### WHAT IS EXPECTED
Report the lines of the material that carry the string "autoon".

(MATERIAL SUPPLIED begins)

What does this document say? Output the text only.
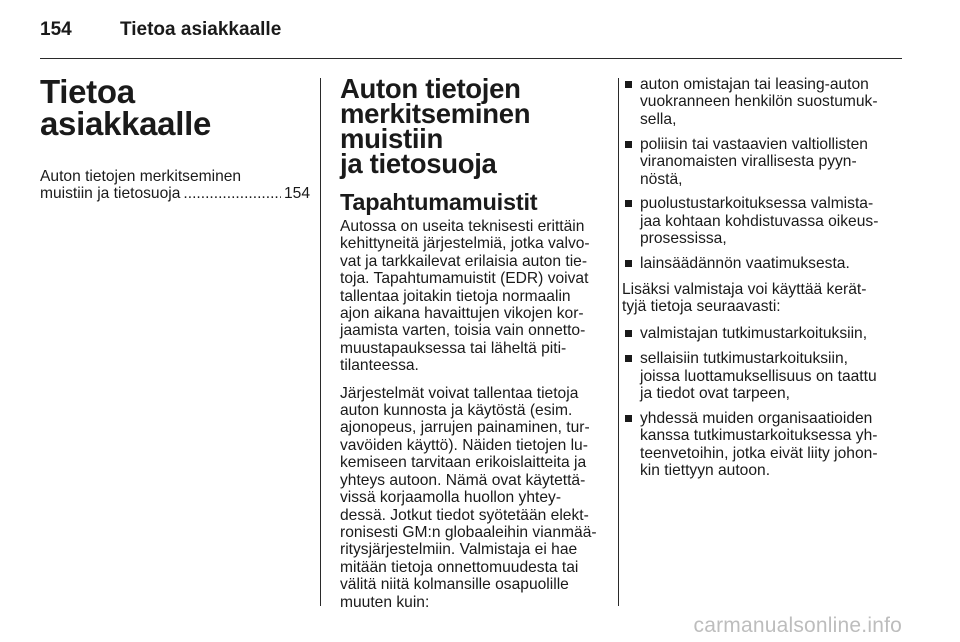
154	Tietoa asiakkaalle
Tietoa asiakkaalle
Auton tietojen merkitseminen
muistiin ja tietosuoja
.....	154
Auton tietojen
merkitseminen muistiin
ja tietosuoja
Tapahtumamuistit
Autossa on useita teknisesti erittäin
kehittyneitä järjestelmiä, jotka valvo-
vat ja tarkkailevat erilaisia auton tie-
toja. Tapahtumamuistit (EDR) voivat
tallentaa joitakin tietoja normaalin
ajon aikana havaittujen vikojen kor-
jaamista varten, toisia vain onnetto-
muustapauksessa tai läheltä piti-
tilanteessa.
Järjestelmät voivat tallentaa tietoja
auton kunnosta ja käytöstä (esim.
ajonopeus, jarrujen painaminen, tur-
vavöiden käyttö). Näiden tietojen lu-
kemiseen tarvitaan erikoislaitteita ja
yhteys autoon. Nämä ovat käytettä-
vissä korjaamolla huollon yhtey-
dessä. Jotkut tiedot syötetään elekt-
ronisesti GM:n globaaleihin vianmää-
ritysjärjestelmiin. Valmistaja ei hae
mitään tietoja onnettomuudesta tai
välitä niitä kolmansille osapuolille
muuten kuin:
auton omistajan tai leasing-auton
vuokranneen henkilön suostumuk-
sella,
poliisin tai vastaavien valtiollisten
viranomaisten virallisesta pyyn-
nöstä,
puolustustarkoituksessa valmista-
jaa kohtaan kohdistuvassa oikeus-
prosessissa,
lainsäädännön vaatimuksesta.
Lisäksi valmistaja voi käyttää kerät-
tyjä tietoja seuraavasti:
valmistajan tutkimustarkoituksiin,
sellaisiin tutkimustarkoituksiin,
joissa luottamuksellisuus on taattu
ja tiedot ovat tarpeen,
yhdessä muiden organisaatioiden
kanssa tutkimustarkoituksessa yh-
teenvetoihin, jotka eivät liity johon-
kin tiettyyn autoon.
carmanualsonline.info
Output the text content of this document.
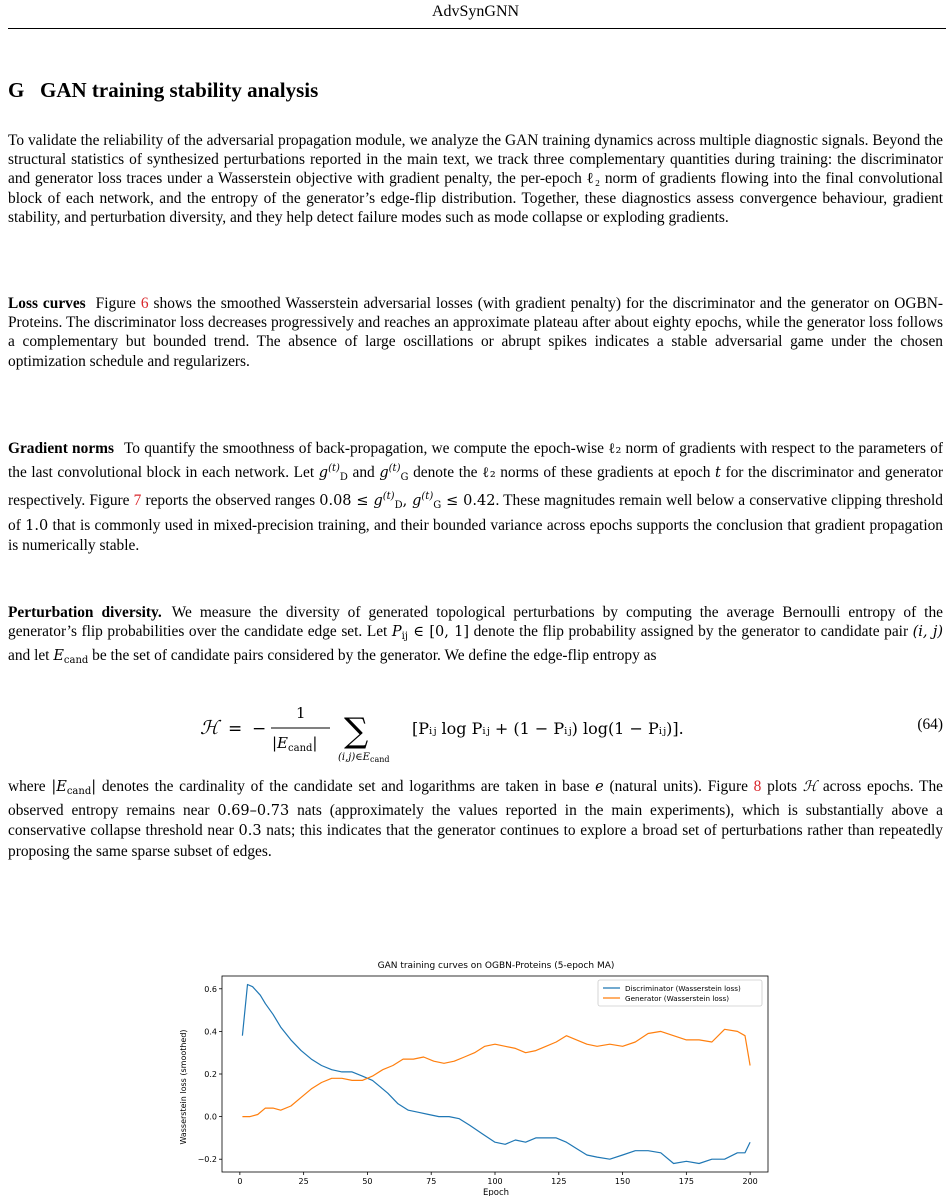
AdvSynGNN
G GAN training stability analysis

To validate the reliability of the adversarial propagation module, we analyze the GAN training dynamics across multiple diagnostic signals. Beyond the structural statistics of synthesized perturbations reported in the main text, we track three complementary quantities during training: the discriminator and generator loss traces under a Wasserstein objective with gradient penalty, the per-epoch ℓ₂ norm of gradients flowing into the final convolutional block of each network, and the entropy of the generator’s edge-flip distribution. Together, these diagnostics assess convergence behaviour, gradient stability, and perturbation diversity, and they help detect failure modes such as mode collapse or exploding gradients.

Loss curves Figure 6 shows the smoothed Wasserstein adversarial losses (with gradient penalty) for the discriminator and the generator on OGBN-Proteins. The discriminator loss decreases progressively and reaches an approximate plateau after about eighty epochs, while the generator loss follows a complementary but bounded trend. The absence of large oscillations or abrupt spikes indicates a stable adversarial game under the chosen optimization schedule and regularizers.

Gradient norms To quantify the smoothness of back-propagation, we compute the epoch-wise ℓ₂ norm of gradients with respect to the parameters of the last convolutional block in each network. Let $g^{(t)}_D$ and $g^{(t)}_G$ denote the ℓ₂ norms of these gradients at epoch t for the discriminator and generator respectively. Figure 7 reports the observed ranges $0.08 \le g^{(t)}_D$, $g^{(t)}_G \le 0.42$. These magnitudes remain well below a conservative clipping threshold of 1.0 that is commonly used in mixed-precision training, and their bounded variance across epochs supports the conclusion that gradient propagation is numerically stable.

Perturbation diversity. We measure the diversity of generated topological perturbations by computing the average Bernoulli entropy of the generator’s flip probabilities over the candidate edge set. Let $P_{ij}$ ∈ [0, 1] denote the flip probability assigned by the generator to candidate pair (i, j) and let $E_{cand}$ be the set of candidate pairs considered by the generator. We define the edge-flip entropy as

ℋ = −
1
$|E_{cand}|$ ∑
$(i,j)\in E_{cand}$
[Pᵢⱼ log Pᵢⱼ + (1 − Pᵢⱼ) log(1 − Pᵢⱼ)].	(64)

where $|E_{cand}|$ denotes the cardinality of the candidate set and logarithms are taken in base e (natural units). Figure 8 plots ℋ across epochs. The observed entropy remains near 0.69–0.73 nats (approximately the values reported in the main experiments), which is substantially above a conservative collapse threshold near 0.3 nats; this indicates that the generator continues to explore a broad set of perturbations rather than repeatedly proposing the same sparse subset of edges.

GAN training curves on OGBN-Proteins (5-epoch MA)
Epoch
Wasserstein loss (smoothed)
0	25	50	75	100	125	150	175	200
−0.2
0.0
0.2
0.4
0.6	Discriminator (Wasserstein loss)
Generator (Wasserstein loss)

(MATERIAL SUPPLIED ends)

### EXERCISE OUTPUT
yhteys autoon. Nämä ovat käytettä-
kin tiettyyn autoon.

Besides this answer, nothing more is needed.